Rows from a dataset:
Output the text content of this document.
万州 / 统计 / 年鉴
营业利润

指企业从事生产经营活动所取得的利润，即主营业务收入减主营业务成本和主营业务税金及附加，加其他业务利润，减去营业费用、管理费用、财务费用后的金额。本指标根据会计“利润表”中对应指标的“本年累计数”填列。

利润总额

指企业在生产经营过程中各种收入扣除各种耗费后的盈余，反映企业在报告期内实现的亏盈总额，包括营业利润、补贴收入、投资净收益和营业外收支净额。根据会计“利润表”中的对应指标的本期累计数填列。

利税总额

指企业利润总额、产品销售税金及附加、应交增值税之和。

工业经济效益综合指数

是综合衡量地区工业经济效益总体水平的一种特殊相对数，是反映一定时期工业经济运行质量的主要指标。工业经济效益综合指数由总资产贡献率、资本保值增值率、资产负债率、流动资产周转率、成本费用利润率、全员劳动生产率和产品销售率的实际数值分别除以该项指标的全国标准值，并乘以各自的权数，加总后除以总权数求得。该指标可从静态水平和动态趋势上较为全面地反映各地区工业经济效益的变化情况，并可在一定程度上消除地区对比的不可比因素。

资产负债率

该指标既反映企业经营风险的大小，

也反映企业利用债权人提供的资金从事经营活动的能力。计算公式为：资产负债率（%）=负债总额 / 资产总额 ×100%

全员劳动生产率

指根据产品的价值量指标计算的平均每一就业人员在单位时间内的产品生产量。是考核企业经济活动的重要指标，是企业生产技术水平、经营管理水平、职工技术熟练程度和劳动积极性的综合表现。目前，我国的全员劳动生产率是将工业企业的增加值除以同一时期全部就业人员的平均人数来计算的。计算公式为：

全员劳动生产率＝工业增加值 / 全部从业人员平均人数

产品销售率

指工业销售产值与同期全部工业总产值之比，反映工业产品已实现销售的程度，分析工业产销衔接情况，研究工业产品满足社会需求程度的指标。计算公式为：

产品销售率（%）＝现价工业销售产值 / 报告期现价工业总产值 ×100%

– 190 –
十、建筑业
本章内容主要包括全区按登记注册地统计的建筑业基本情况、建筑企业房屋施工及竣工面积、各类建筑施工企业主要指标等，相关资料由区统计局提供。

Problem description →
Look through the records above and report how many lines hold the word "资产负债率", giving only the number.

The result →
3